(begin)

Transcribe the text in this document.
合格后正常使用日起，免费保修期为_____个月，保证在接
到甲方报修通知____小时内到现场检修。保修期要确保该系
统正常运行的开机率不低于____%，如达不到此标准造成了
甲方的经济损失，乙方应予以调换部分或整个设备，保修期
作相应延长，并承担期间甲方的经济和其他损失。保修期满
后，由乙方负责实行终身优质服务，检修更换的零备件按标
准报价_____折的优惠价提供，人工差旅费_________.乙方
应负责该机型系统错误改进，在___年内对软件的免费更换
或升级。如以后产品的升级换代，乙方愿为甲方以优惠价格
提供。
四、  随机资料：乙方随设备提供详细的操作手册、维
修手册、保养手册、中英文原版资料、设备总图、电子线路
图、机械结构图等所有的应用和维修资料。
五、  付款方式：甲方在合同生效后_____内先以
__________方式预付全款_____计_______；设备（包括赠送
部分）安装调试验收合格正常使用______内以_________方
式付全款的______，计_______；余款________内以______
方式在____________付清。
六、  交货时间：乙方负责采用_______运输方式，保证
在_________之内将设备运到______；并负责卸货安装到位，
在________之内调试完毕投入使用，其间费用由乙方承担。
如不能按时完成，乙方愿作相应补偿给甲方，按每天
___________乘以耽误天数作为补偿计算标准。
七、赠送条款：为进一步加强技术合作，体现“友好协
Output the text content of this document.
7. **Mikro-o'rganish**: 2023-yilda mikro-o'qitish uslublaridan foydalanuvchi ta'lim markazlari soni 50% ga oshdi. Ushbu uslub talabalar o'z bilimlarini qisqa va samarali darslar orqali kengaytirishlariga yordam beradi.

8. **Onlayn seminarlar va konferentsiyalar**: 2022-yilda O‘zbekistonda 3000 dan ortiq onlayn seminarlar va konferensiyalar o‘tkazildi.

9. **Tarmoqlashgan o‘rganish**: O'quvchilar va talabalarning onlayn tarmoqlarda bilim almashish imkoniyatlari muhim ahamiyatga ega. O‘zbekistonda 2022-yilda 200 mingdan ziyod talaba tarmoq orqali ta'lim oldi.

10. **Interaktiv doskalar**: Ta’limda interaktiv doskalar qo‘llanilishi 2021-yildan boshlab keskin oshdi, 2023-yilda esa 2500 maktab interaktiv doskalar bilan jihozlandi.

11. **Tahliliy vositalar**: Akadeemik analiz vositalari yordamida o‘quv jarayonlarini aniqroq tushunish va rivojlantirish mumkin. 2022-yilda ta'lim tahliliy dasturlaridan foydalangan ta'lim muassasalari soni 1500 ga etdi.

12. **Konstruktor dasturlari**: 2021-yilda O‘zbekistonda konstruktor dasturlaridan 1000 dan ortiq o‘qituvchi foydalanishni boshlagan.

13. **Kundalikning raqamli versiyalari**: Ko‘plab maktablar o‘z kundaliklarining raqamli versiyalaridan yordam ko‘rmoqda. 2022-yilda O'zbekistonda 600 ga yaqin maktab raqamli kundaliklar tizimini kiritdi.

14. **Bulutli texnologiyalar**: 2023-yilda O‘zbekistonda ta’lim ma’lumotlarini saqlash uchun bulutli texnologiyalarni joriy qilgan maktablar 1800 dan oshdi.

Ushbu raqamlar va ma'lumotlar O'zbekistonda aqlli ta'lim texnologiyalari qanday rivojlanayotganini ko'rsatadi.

(end)

### WHAT THE EXERCISE ASKS
Starting with the line that contains "Output the text content of this document.", return each line through the last one of the data above, exactly as written and nothing more.

### COMPLETE OUTPUT
Output the text content of this document.
7. **Mikro-o'rganish**: 2023-yilda mikro-o'qitish uslublaridan foydalanuvchi ta'lim markazlari soni 50% ga oshdi. Ushbu uslub talabalar o'z bilimlarini qisqa va samarali darslar orqali kengaytirishlariga yordam beradi.

8. **Onlayn seminarlar va konferentsiyalar**: 2022-yilda O‘zbekistonda 3000 dan ortiq onlayn seminarlar va konferensiyalar o‘tkazildi.

9. **Tarmoqlashgan o‘rganish**: O'quvchilar va talabalarning onlayn tarmoqlarda bilim almashish imkoniyatlari muhim ahamiyatga ega. O‘zbekistonda 2022-yilda 200 mingdan ziyod talaba tarmoq orqali ta'lim oldi.

10. **Interaktiv doskalar**: Ta’limda interaktiv doskalar qo‘llanilishi 2021-yildan boshlab keskin oshdi, 2023-yilda esa 2500 maktab interaktiv doskalar bilan jihozlandi.

11. **Tahliliy vositalar**: Akadeemik analiz vositalari yordamida o‘quv jarayonlarini aniqroq tushunish va rivojlantirish mumkin. 2022-yilda ta'lim tahliliy dasturlaridan foydalangan ta'lim muassasalari soni 1500 ga etdi.

12. **Konstruktor dasturlari**: 2021-yilda O‘zbekistonda konstruktor dasturlaridan 1000 dan ortiq o‘qituvchi foydalanishni boshlagan.

13. **Kundalikning raqamli versiyalari**: Ko‘plab maktablar o‘z kundaliklarining raqamli versiyalaridan yordam ko‘rmoqda. 2022-yilda O'zbekistonda 600 ga yaqin maktab raqamli kundaliklar tizimini kiritdi.

14. **Bulutli texnologiyalar**: 2023-yilda O‘zbekistonda ta’lim ma’lumotlarini saqlash uchun bulutli texnologiyalarni joriy qilgan maktablar 1800 dan oshdi.

Ushbu raqamlar va ma'lumotlar O'zbekistonda aqlli ta'lim texnologiyalari qanday rivojlanayotganini ko'rsatadi.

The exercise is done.